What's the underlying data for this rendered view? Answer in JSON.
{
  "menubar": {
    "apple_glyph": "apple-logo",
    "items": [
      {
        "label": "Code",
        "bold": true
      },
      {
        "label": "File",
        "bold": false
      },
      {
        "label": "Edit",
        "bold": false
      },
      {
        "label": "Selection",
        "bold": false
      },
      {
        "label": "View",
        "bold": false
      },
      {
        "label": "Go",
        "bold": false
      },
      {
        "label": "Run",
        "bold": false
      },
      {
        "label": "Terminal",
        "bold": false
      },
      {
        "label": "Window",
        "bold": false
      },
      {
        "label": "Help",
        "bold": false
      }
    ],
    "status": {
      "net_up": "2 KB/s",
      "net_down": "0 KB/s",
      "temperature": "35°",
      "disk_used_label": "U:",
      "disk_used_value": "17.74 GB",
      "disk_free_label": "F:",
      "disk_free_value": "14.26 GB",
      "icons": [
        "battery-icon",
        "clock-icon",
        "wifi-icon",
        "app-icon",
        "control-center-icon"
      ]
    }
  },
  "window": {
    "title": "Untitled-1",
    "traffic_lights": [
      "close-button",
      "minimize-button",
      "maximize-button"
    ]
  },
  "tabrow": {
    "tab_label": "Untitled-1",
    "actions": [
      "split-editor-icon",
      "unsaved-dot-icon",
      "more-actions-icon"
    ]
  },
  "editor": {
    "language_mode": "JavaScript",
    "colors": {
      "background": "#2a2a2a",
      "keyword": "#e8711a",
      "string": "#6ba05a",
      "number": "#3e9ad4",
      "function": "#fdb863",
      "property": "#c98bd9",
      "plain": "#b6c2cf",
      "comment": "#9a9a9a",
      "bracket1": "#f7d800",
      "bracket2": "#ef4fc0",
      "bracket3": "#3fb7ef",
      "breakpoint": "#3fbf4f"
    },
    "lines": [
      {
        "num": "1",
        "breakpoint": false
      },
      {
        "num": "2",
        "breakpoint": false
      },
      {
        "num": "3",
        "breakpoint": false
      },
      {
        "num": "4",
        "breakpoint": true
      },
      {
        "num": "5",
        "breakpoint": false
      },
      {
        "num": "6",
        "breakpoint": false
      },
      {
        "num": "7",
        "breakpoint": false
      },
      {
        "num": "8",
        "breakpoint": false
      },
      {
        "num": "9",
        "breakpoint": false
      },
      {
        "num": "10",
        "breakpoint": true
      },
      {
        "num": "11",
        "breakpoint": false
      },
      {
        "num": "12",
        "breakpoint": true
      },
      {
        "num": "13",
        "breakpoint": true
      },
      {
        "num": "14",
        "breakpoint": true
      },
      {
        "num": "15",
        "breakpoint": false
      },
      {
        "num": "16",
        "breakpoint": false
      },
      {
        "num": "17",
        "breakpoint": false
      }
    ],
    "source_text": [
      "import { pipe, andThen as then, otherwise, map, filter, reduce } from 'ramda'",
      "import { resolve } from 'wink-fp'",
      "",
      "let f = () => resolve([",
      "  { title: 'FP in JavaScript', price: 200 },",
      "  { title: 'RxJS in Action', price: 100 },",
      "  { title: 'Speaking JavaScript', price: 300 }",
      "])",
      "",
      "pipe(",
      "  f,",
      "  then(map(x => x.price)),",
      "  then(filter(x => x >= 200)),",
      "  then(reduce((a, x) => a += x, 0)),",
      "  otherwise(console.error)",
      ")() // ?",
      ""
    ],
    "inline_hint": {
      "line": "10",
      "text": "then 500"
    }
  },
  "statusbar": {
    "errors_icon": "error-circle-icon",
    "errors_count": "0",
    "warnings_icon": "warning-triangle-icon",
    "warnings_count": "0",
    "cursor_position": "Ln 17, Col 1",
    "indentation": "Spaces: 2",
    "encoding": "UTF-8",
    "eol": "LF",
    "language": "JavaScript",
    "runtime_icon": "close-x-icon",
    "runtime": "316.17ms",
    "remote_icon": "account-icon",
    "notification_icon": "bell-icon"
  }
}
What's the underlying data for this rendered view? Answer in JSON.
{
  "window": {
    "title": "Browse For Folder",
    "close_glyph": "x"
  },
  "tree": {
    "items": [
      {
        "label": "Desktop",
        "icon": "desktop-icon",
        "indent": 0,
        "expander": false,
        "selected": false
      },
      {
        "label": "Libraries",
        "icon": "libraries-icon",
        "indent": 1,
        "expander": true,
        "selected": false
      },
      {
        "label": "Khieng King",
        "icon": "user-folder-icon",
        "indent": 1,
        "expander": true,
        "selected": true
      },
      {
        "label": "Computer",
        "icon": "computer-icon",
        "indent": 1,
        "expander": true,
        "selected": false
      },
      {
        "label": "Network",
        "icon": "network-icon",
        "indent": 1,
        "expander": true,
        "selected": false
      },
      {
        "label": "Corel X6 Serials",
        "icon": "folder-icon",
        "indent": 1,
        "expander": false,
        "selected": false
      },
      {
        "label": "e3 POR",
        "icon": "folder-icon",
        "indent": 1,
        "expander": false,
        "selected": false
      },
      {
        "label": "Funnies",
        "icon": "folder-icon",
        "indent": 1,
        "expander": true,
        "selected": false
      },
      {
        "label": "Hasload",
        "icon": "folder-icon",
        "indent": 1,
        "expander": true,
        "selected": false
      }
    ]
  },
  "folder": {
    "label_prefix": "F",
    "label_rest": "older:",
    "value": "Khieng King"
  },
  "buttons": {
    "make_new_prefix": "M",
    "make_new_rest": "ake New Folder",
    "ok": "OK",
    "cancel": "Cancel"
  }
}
———
Look through the entries above; copy each line where the string "reduce" appears.

◆ **Problem solution**:
      "import { pipe, andThen as then, otherwise, map, filter, reduce } from 'ramda'",
      "  then(reduce((a, x) => a += x, 0)),",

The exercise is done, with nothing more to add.